Look at the entries below and reproduce them exactly.
start Given records
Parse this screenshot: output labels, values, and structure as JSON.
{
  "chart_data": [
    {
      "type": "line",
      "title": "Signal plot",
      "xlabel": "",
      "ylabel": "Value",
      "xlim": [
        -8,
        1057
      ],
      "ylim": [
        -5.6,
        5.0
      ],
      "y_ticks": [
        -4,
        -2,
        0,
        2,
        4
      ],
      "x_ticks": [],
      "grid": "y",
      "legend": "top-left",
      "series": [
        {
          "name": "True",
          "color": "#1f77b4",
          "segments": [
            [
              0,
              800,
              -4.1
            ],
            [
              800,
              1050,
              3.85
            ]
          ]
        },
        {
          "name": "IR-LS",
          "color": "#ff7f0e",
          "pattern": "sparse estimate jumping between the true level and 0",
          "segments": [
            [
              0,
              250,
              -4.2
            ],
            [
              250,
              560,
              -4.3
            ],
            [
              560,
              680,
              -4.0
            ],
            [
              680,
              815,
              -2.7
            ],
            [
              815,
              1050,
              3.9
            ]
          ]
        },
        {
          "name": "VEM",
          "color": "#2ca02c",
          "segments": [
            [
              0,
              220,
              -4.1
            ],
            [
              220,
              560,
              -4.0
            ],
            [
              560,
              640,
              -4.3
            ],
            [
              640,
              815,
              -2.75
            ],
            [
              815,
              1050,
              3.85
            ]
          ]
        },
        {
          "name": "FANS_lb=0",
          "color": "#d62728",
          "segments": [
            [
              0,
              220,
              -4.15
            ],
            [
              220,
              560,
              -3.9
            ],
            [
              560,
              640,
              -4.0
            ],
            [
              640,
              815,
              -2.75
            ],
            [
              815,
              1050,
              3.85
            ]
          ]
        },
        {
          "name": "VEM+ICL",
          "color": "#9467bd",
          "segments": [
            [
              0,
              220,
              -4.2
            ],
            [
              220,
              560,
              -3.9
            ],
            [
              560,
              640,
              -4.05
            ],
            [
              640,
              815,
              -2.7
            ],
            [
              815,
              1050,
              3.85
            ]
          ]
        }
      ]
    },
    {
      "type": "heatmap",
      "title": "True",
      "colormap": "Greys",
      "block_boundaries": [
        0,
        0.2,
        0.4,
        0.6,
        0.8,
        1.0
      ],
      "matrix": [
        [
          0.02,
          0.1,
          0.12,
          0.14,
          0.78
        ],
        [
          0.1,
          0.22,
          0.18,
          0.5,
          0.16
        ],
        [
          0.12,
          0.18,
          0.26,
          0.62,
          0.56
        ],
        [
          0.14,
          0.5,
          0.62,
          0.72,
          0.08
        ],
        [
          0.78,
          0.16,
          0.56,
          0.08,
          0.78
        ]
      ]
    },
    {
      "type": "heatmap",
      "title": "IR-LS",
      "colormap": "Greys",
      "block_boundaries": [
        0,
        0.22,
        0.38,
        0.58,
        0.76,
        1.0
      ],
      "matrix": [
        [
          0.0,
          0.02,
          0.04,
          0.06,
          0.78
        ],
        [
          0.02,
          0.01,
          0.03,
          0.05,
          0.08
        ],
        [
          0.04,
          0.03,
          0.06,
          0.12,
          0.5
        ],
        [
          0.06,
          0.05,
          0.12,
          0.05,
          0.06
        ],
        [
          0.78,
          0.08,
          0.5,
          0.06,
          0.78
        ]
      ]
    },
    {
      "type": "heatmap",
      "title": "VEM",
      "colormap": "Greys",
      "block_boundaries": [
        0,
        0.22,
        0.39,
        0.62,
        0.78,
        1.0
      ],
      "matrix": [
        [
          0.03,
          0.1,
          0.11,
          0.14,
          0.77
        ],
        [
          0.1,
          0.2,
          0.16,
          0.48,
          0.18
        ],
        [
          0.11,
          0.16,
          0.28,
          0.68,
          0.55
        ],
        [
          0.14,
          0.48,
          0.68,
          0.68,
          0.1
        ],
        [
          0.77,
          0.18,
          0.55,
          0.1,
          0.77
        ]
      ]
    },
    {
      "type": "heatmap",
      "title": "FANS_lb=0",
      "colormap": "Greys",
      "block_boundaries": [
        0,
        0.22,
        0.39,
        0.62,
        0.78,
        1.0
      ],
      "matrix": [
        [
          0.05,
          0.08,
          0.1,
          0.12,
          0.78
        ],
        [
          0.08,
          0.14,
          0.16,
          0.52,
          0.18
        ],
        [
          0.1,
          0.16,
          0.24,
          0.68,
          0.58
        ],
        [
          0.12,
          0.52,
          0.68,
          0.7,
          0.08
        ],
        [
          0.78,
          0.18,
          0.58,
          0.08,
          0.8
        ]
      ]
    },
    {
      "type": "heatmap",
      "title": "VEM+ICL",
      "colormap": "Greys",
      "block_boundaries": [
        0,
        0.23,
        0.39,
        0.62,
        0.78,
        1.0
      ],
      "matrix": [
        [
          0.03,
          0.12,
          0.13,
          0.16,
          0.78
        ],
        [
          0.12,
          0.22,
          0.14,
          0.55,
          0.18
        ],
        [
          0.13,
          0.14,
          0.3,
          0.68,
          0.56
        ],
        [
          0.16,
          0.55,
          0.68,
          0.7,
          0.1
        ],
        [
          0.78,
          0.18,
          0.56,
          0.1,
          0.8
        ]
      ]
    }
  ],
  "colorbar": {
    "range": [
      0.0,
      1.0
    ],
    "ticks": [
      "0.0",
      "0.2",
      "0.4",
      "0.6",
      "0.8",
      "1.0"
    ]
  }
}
end Given records
> **Full answer**
Parse this screenshot: output labels, values, and structure as JSON.
{
  "chart_data": [
    {
      "type": "line",
      "title": "Signal plot",
      "xlabel": "",
      "ylabel": "Value",
      "xlim": [
        -8,
        1057
      ],
      "ylim": [
        -5.6,
        5.0
      ],
      "y_ticks": [
        -4,
        -2,
        0,
        2,
        4
      ],
      "x_ticks": [],
      "grid": "y",
      "legend": "top-left",
      "series": [
        {
          "name": "True",
          "color": "#1f77b4",
          "segments": [
            [
              0,
              800,
              -4.1
            ],
            [
              800,
              1050,
              3.85
            ]
          ]
        },
        {
          "name": "IR-LS",
          "color": "#ff7f0e",
          "pattern": "sparse estimate jumping between the true level and 0",
          "segments": [
            [
              0,
              250,
              -4.2
            ],
            [
              250,
              560,
              -4.3
            ],
            [
              560,
              680,
              -4.0
            ],
            [
              680,
              815,
              -2.7
            ],
            [
              815,
              1050,
              3.9
            ]
          ]
        },
        {
          "name": "VEM",
          "color": "#2ca02c",
          "segments": [
            [
              0,
              220,
              -4.1
            ],
            [
              220,
              560,
              -4.0
            ],
            [
              560,
              640,
              -4.3
            ],
            [
              640,
              815,
              -2.75
            ],
            [
              815,
              1050,
              3.85
            ]
          ]
        },
        {
          "name": "FANS_lb=0",
          "color": "#d62728",
          "segments": [
            [
              0,
              220,
              -4.15
            ],
            [
              220,
              560,
              -3.9
            ],
            [
              560,
              640,
              -4.0
            ],
            [
              640,
              815,
              -2.75
            ],
            [
              815,
              1050,
              3.85
            ]
          ]
        },
        {
          "name": "VEM+ICL",
          "color": "#9467bd",
          "segments": [
            [
              0,
              220,
              -4.2
            ],
            [
              220,
              560,
              -3.9
            ],
            [
              560,
              640,
              -4.05
            ],
            [
              640,
              815,
              -2.7
            ],
            [
              815,
              1050,
              3.85
            ]
          ]
        }
      ]
    },
    {
      "type": "heatmap",
      "title": "True",
      "colormap": "Greys",
      "block_boundaries": [
        0,
        0.2,
        0.4,
        0.6,
        0.8,
        1.0
      ],
      "matrix": [
        [
          0.02,
          0.1,
          0.12,
          0.14,
          0.78
        ],
        [
          0.1,
          0.22,
          0.18,
          0.5,
          0.16
        ],
        [
          0.12,
          0.18,
          0.26,
          0.62,
          0.56
        ],
        [
          0.14,
          0.5,
          0.62,
          0.72,
          0.08
        ],
        [
          0.78,
          0.16,
          0.56,
          0.08,
          0.78
        ]
      ]
    },
    {
      "type": "heatmap",
      "title": "IR-LS",
      "colormap": "Greys",
      "block_boundaries": [
        0,
        0.22,
        0.38,
        0.58,
        0.76,
        1.0
      ],
      "matrix": [
        [
          0.0,
          0.02,
          0.04,
          0.06,
          0.78
        ],
        [
          0.02,
          0.01,
          0.03,
          0.05,
          0.08
        ],
        [
          0.04,
          0.03,
          0.06,
          0.12,
          0.5
        ],
        [
          0.06,
          0.05,
          0.12,
          0.05,
          0.06
        ],
        [
          0.78,
          0.08,
          0.5,
          0.06,
          0.78
        ]
      ]
    },
    {
      "type": "heatmap",
      "title": "VEM",
      "colormap": "Greys",
      "block_boundaries": [
        0,
        0.22,
        0.39,
        0.62,
        0.78,
        1.0
      ],
      "matrix": [
        [
          0.03,
          0.1,
          0.11,
          0.14,
          0.77
        ],
        [
          0.1,
          0.2,
          0.16,
          0.48,
          0.18
        ],
        [
          0.11,
          0.16,
          0.28,
          0.68,
          0.55
        ],
        [
          0.14,
          0.48,
          0.68,
          0.68,
          0.1
        ],
        [
          0.77,
          0.18,
          0.55,
          0.1,
          0.77
        ]
      ]
    },
    {
      "type": "heatmap",
      "title": "FANS_lb=0",
      "colormap": "Greys",
      "block_boundaries": [
        0,
        0.22,
        0.39,
        0.62,
        0.78,
        1.0
      ],
      "matrix": [
        [
          0.05,
          0.08,
          0.1,
          0.12,
          0.78
        ],
        [
          0.08,
          0.14,
          0.16,
          0.52,
          0.18
        ],
        [
          0.1,
          0.16,
          0.24,
          0.68,
          0.58
        ],
        [
          0.12,
          0.52,
          0.68,
          0.7,
          0.08
        ],
        [
          0.78,
          0.18,
          0.58,
          0.08,
          0.8
        ]
      ]
    },
    {
      "type": "heatmap",
      "title": "VEM+ICL",
      "colormap": "Greys",
      "block_boundaries": [
        0,
        0.23,
        0.39,
        0.62,
        0.78,
        1.0
      ],
      "matrix": [
        [
          0.03,
          0.12,
          0.13,
          0.16,
          0.78
        ],
        [
          0.12,
          0.22,
          0.14,
          0.55,
          0.18
        ],
        [
          0.13,
          0.14,
          0.3,
          0.68,
          0.56
        ],
        [
          0.16,
          0.55,
          0.68,
          0.7,
          0.1
        ],
        [
          0.78,
          0.18,
          0.56,
          0.1,
          0.8
        ]
      ]
    }
  ],
  "colorbar": {
    "range": [
      0.0,
      1.0
    ],
    "ticks": [
      "0.0",
      "0.2",
      "0.4",
      "0.6",
      "0.8",
      "1.0"
    ]
  }
}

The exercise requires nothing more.